* WHAT YOU NEED TO DO *
In the material below, the lines containing the word "여자단체" are required; copy each of them.

* MATERIAL SUPPLIED *
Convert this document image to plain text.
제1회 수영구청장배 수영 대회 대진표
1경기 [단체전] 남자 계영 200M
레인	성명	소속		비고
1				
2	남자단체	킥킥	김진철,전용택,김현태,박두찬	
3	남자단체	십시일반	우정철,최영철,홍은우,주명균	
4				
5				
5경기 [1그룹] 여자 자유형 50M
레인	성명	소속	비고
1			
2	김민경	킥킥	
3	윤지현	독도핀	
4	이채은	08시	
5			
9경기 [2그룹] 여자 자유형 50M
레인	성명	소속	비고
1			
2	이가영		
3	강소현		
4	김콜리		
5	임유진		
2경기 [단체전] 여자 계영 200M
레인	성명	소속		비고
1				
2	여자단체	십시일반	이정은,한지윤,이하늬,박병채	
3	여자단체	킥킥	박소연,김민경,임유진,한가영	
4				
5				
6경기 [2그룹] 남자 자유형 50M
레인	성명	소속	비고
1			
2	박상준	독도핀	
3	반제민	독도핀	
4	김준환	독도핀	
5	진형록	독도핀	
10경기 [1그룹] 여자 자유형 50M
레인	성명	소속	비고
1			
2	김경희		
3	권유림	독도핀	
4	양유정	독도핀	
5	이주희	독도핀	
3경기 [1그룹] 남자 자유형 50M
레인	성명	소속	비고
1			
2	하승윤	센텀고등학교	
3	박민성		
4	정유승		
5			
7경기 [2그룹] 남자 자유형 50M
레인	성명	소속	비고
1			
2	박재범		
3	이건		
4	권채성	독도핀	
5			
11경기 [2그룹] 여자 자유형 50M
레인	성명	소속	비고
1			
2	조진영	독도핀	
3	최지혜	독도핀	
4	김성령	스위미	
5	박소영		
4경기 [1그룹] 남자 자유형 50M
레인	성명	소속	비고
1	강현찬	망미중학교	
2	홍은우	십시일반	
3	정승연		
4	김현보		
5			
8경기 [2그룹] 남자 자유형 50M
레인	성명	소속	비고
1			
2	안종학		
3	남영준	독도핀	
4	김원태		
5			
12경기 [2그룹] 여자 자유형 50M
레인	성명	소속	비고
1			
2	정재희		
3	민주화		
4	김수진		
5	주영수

* SOLUTION TO THIS TASK *
2	여자단체	십시일반	이정은,한지윤,이하늬,박병채	
3	여자단체	킥킥	박소연,김민경,임유진,한가영	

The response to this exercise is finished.